== Problem details ==
Every record should be written out exactly, with the pictures left out.

== Stored data ==
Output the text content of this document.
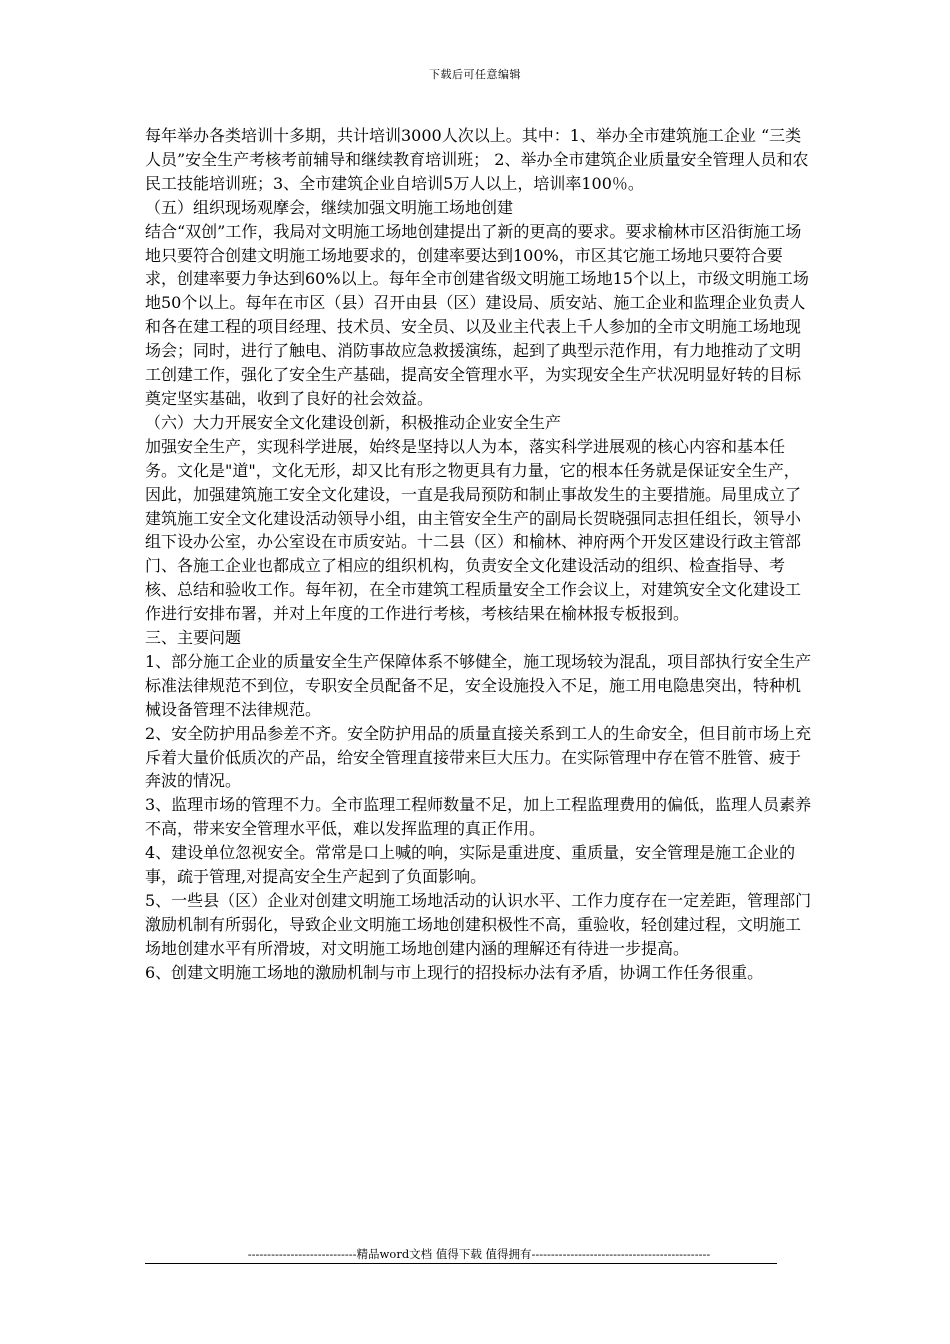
下载后可任意编辑

每年举办各类培训十多期，共计培训3000人次以上。其中：1、举办全市建筑施工企业 “三类人员”安全生产考核考前辅导和继续教育培训班； 2、举办全市建筑企业质量安全管理人员和农民工技能培训班；3、全市建筑企业自培训5万人以上，培训率100％。

（五）组织现场观摩会，继续加强文明施工场地创建

结合“双创”工作，我局对文明施工场地创建提出了新的更高的要求。要求榆林市区沿街施工场地只要符合创建文明施工场地要求的，创建率要达到100%，市区其它施工场地只要符合要求，创建率要力争达到60%以上。每年全市创建省级文明施工场地15个以上，市级文明施工场地50个以上。每年在市区（县）召开由县（区）建设局、质安站、施工企业和监理企业负责人和各在建工程的项目经理、技术员、安全员、以及业主代表上千人参加的全市文明施工场地现场会；同时，进行了触电、消防事故应急救援演练，起到了典型示范作用，有力地推动了文明工创建工作，强化了安全生产基础，提高安全管理水平，为实现安全生产状况明显好转的目标奠定坚实基础，收到了良好的社会效益。

（六）大力开展安全文化建设创新，积极推动企业安全生产

加强安全生产，实现科学进展，始终是坚持以人为本，落实科学进展观的核心内容和基本任务。文化是"道"，文化无形，却又比有形之物更具有力量，它的根本任务就是保证安全生产，因此，加强建筑施工安全文化建设，一直是我局预防和制止事故发生的主要措施。局里成立了建筑施工安全文化建设活动领导小组，由主管安全生产的副局长贺晓强同志担任组长，领导小组下设办公室，办公室设在市质安站。十二县（区）和榆林、神府两个开发区建设行政主管部门、各施工企业也都成立了相应的组织机构，负责安全文化建设活动的组织、检查指导、考核、总结和验收工作。每年初，在全市建筑工程质量安全工作会议上，对建筑安全文化建设工作进行安排布署，并对上年度的工作进行考核，考核结果在榆林报专板报到。

三、主要问题

1、部分施工企业的质量安全生产保障体系不够健全，施工现场较为混乱，项目部执行安全生产标准法律规范不到位，专职安全员配备不足，安全设施投入不足，施工用电隐患突出，特种机械设备管理不法律规范。

2、安全防护用品参差不齐。安全防护用品的质量直接关系到工人的生命安全，但目前市场上充斥着大量价低质次的产品，给安全管理直接带来巨大压力。在实际管理中存在管不胜管、疲于奔波的情况。

3、监理市场的管理不力。全市监理工程师数量不足，加上工程监理费用的偏低，监理人员素养不高，带来安全管理水平低，难以发挥监理的真正作用。

4、建设单位忽视安全。常常是口上喊的响，实际是重进度、重质量，安全管理是施工企业的事，疏于管理,对提高安全生产起到了负面影响。

5、一些县（区）企业对创建文明施工场地活动的认识水平、工作力度存在一定差距，管理部门激励机制有所弱化，导致企业文明施工场地创建积极性不高，重验收，轻创建过程，文明施工场地创建水平有所滑坡，对文明施工场地创建内涵的理解还有待进一步提高。

6、创建文明施工场地的激励机制与市上现行的招投标办法有矛盾，协调工作任务很重。

----------------------------精品word文档 值得下载 值得拥有----------------------------------------------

== Task output ==
Output the text content of this document.
下载后可任意编辑

每年举办各类培训十多期，共计培训3000人次以上。其中：1、举办全市建筑施工企业 “三类人员”安全生产考核考前辅导和继续教育培训班； 2、举办全市建筑企业质量安全管理人员和农民工技能培训班；3、全市建筑企业自培训5万人以上，培训率100％。

（五）组织现场观摩会，继续加强文明施工场地创建

结合“双创”工作，我局对文明施工场地创建提出了新的更高的要求。要求榆林市区沿街施工场地只要符合创建文明施工场地要求的，创建率要达到100%，市区其它施工场地只要符合要求，创建率要力争达到60%以上。每年全市创建省级文明施工场地15个以上，市级文明施工场地50个以上。每年在市区（县）召开由县（区）建设局、质安站、施工企业和监理企业负责人和各在建工程的项目经理、技术员、安全员、以及业主代表上千人参加的全市文明施工场地现场会；同时，进行了触电、消防事故应急救援演练，起到了典型示范作用，有力地推动了文明工创建工作，强化了安全生产基础，提高安全管理水平，为实现安全生产状况明显好转的目标奠定坚实基础，收到了良好的社会效益。

（六）大力开展安全文化建设创新，积极推动企业安全生产

加强安全生产，实现科学进展，始终是坚持以人为本，落实科学进展观的核心内容和基本任务。文化是"道"，文化无形，却又比有形之物更具有力量，它的根本任务就是保证安全生产，因此，加强建筑施工安全文化建设，一直是我局预防和制止事故发生的主要措施。局里成立了建筑施工安全文化建设活动领导小组，由主管安全生产的副局长贺晓强同志担任组长，领导小组下设办公室，办公室设在市质安站。十二县（区）和榆林、神府两个开发区建设行政主管部门、各施工企业也都成立了相应的组织机构，负责安全文化建设活动的组织、检查指导、考核、总结和验收工作。每年初，在全市建筑工程质量安全工作会议上，对建筑安全文化建设工作进行安排布署，并对上年度的工作进行考核，考核结果在榆林报专板报到。

三、主要问题

1、部分施工企业的质量安全生产保障体系不够健全，施工现场较为混乱，项目部执行安全生产标准法律规范不到位，专职安全员配备不足，安全设施投入不足，施工用电隐患突出，特种机械设备管理不法律规范。

2、安全防护用品参差不齐。安全防护用品的质量直接关系到工人的生命安全，但目前市场上充斥着大量价低质次的产品，给安全管理直接带来巨大压力。在实际管理中存在管不胜管、疲于奔波的情况。

3、监理市场的管理不力。全市监理工程师数量不足，加上工程监理费用的偏低，监理人员素养不高，带来安全管理水平低，难以发挥监理的真正作用。

4、建设单位忽视安全。常常是口上喊的响，实际是重进度、重质量，安全管理是施工企业的事，疏于管理,对提高安全生产起到了负面影响。

5、一些县（区）企业对创建文明施工场地活动的认识水平、工作力度存在一定差距，管理部门激励机制有所弱化，导致企业文明施工场地创建积极性不高，重验收，轻创建过程，文明施工场地创建水平有所滑坡，对文明施工场地创建内涵的理解还有待进一步提高。

6、创建文明施工场地的激励机制与市上现行的招投标办法有矛盾，协调工作任务很重。

----------------------------精品word文档 值得下载 值得拥有----------------------------------------------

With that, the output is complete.